*** Records
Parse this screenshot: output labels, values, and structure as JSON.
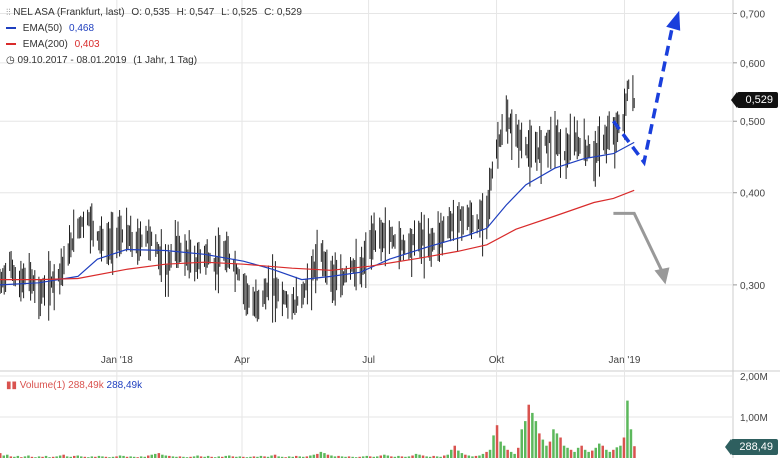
{
  "header": {
    "title": "NEL ASA (Frankfurt, last)",
    "open": "O: 0,535",
    "high": "H: 0,547",
    "low": "L: 0,525",
    "close": "C: 0,529",
    "ema50_label": "EMA(50)",
    "ema50_value": "0,468",
    "ema200_label": "EMA(200)",
    "ema200_value": "0,403",
    "range": "09.10.2017 - 08.01.2019",
    "period": "(1 Jahr, 1 Tag)"
  },
  "price_tag": "0,529",
  "volume": {
    "label": "Volume(1)",
    "value1": "288,49k",
    "value2": "288,49k",
    "tag": "288,49"
  },
  "colors": {
    "price": "#222222",
    "ema50": "#1f3fbf",
    "ema200": "#d92b2b",
    "vol_up": "#5cb85c",
    "vol_down": "#d9534f",
    "arrow_up": "#1a3fdc",
    "arrow_down": "#999999"
  },
  "chart_data": {
    "type": "line",
    "scale": "log",
    "y_ticks": [
      {
        "label": "0,700",
        "value": 0.7
      },
      {
        "label": "0,600",
        "value": 0.6
      },
      {
        "label": "0,500",
        "value": 0.5
      },
      {
        "label": "0,400",
        "value": 0.4
      },
      {
        "label": "0,300",
        "value": 0.3
      }
    ],
    "x_ticks": [
      {
        "label": "Jan '18",
        "date": "2018-01-01"
      },
      {
        "label": "Apr",
        "date": "2018-04-01"
      },
      {
        "label": "Jul",
        "date": "2018-07-01"
      },
      {
        "label": "Okt",
        "date": "2018-10-01"
      },
      {
        "label": "Jan '19",
        "date": "2019-01-01"
      }
    ],
    "x_range": [
      "2017-10-09",
      "2019-03-20"
    ],
    "y_range": [
      0.23,
      0.73
    ],
    "grid": true,
    "series": [
      {
        "name": "NEL ASA",
        "points": [
          [
            "2017-10-09",
            0.3
          ],
          [
            "2017-10-16",
            0.32
          ],
          [
            "2017-10-23",
            0.3
          ],
          [
            "2017-10-30",
            0.31
          ],
          [
            "2017-11-06",
            0.29
          ],
          [
            "2017-11-13",
            0.3
          ],
          [
            "2017-11-20",
            0.31
          ],
          [
            "2017-11-27",
            0.33
          ],
          [
            "2017-12-04",
            0.36
          ],
          [
            "2017-12-11",
            0.37
          ],
          [
            "2017-12-18",
            0.35
          ],
          [
            "2017-12-25",
            0.34
          ],
          [
            "2018-01-01",
            0.35
          ],
          [
            "2018-01-08",
            0.35
          ],
          [
            "2018-01-15",
            0.34
          ],
          [
            "2018-01-22",
            0.35
          ],
          [
            "2018-01-29",
            0.34
          ],
          [
            "2018-02-05",
            0.31
          ],
          [
            "2018-02-12",
            0.34
          ],
          [
            "2018-02-19",
            0.33
          ],
          [
            "2018-02-26",
            0.32
          ],
          [
            "2018-03-05",
            0.33
          ],
          [
            "2018-03-12",
            0.32
          ],
          [
            "2018-03-19",
            0.33
          ],
          [
            "2018-03-26",
            0.32
          ],
          [
            "2018-04-02",
            0.3
          ],
          [
            "2018-04-09",
            0.28
          ],
          [
            "2018-04-16",
            0.29
          ],
          [
            "2018-04-23",
            0.3
          ],
          [
            "2018-04-30",
            0.29
          ],
          [
            "2018-05-07",
            0.28
          ],
          [
            "2018-05-14",
            0.29
          ],
          [
            "2018-05-21",
            0.31
          ],
          [
            "2018-05-28",
            0.33
          ],
          [
            "2018-06-04",
            0.31
          ],
          [
            "2018-06-11",
            0.3
          ],
          [
            "2018-06-18",
            0.32
          ],
          [
            "2018-06-25",
            0.31
          ],
          [
            "2018-07-02",
            0.34
          ],
          [
            "2018-07-09",
            0.35
          ],
          [
            "2018-07-16",
            0.35
          ],
          [
            "2018-07-23",
            0.34
          ],
          [
            "2018-07-30",
            0.34
          ],
          [
            "2018-08-06",
            0.35
          ],
          [
            "2018-08-13",
            0.34
          ],
          [
            "2018-08-20",
            0.35
          ],
          [
            "2018-08-27",
            0.36
          ],
          [
            "2018-09-03",
            0.37
          ],
          [
            "2018-09-10",
            0.37
          ],
          [
            "2018-09-17",
            0.36
          ],
          [
            "2018-09-24",
            0.38
          ],
          [
            "2018-10-01",
            0.46
          ],
          [
            "2018-10-08",
            0.5
          ],
          [
            "2018-10-15",
            0.48
          ],
          [
            "2018-10-22",
            0.46
          ],
          [
            "2018-10-29",
            0.45
          ],
          [
            "2018-11-05",
            0.47
          ],
          [
            "2018-11-12",
            0.48
          ],
          [
            "2018-11-19",
            0.45
          ],
          [
            "2018-11-26",
            0.47
          ],
          [
            "2018-12-03",
            0.46
          ],
          [
            "2018-12-10",
            0.45
          ],
          [
            "2018-12-17",
            0.47
          ],
          [
            "2018-12-24",
            0.48
          ],
          [
            "2018-12-31",
            0.5
          ],
          [
            "2019-01-04",
            0.56
          ],
          [
            "2019-01-08",
            0.529
          ]
        ]
      },
      {
        "name": "EMA(50)",
        "points": [
          [
            "2017-10-09",
            0.3
          ],
          [
            "2017-11-06",
            0.302
          ],
          [
            "2017-12-04",
            0.308
          ],
          [
            "2017-12-18",
            0.325
          ],
          [
            "2018-01-08",
            0.335
          ],
          [
            "2018-02-05",
            0.334
          ],
          [
            "2018-03-05",
            0.33
          ],
          [
            "2018-04-02",
            0.323
          ],
          [
            "2018-04-23",
            0.315
          ],
          [
            "2018-05-14",
            0.305
          ],
          [
            "2018-06-04",
            0.308
          ],
          [
            "2018-06-25",
            0.312
          ],
          [
            "2018-07-16",
            0.325
          ],
          [
            "2018-08-13",
            0.338
          ],
          [
            "2018-09-10",
            0.35
          ],
          [
            "2018-09-24",
            0.358
          ],
          [
            "2018-10-08",
            0.385
          ],
          [
            "2018-10-22",
            0.41
          ],
          [
            "2018-11-12",
            0.432
          ],
          [
            "2018-12-03",
            0.445
          ],
          [
            "2018-12-24",
            0.452
          ],
          [
            "2019-01-08",
            0.468
          ]
        ]
      },
      {
        "name": "EMA(200)",
        "points": [
          [
            "2017-10-09",
            0.305
          ],
          [
            "2017-11-06",
            0.305
          ],
          [
            "2017-12-04",
            0.306
          ],
          [
            "2018-01-08",
            0.315
          ],
          [
            "2018-02-05",
            0.32
          ],
          [
            "2018-03-05",
            0.322
          ],
          [
            "2018-04-02",
            0.32
          ],
          [
            "2018-05-07",
            0.316
          ],
          [
            "2018-06-04",
            0.314
          ],
          [
            "2018-07-02",
            0.318
          ],
          [
            "2018-08-06",
            0.326
          ],
          [
            "2018-09-03",
            0.333
          ],
          [
            "2018-09-24",
            0.34
          ],
          [
            "2018-10-15",
            0.357
          ],
          [
            "2018-11-12",
            0.372
          ],
          [
            "2018-12-10",
            0.388
          ],
          [
            "2018-12-24",
            0.393
          ],
          [
            "2019-01-08",
            0.403
          ]
        ]
      }
    ],
    "projections": [
      {
        "name": "up",
        "points": [
          [
            "2018-12-24",
            0.5
          ],
          [
            "2019-01-15",
            0.44
          ],
          [
            "2019-02-05",
            0.68
          ]
        ]
      },
      {
        "name": "down",
        "points": [
          [
            "2018-12-24",
            0.375
          ],
          [
            "2019-01-08",
            0.375
          ],
          [
            "2019-01-29",
            0.31
          ]
        ]
      }
    ],
    "volume": {
      "y_ticks": [
        {
          "label": "2,00M",
          "value": 2.0
        },
        {
          "label": "1,00M",
          "value": 1.0
        }
      ],
      "y_range": [
        0,
        2.0
      ],
      "bars_k": [
        120,
        60,
        80,
        40,
        30,
        50,
        20,
        40,
        60,
        30,
        20,
        40,
        30,
        50,
        20,
        30,
        40,
        60,
        80,
        40,
        30,
        50,
        60,
        40,
        30,
        20,
        40,
        30,
        50,
        40,
        30,
        20,
        30,
        40,
        60,
        50,
        30,
        40,
        30,
        20,
        40,
        30,
        60,
        80,
        100,
        120,
        80,
        60,
        50,
        40,
        30,
        40,
        30,
        20,
        30,
        40,
        60,
        40,
        30,
        50,
        30,
        20,
        40,
        30,
        50,
        60,
        40,
        30,
        40,
        30,
        20,
        30,
        40,
        30,
        50,
        40,
        30,
        60,
        80,
        40,
        30,
        20,
        40,
        30,
        50,
        40,
        30,
        40,
        60,
        80,
        100,
        150,
        120,
        80,
        60,
        40,
        50,
        40,
        30,
        40,
        30,
        20,
        30,
        40,
        50,
        40,
        30,
        40,
        60,
        80,
        60,
        40,
        30,
        50,
        40,
        30,
        40,
        60,
        100,
        80,
        60,
        40,
        30,
        50,
        40,
        30,
        60,
        80,
        200,
        300,
        180,
        120,
        80,
        60,
        40,
        50,
        60,
        100,
        150,
        200,
        550,
        800,
        400,
        300,
        200,
        150,
        100,
        250,
        700,
        900,
        1300,
        1100,
        900,
        600,
        450,
        300,
        400,
        700,
        600,
        500,
        300,
        250,
        200,
        150,
        250,
        300,
        200,
        150,
        180,
        250,
        350,
        300,
        200,
        150,
        200,
        260,
        300,
        500,
        1400,
        700,
        288
      ]
    }
  }
}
******
_Goal:_ Only a number is needed: how many lines of the material above contain "date"?

_Exercise answer:_ 5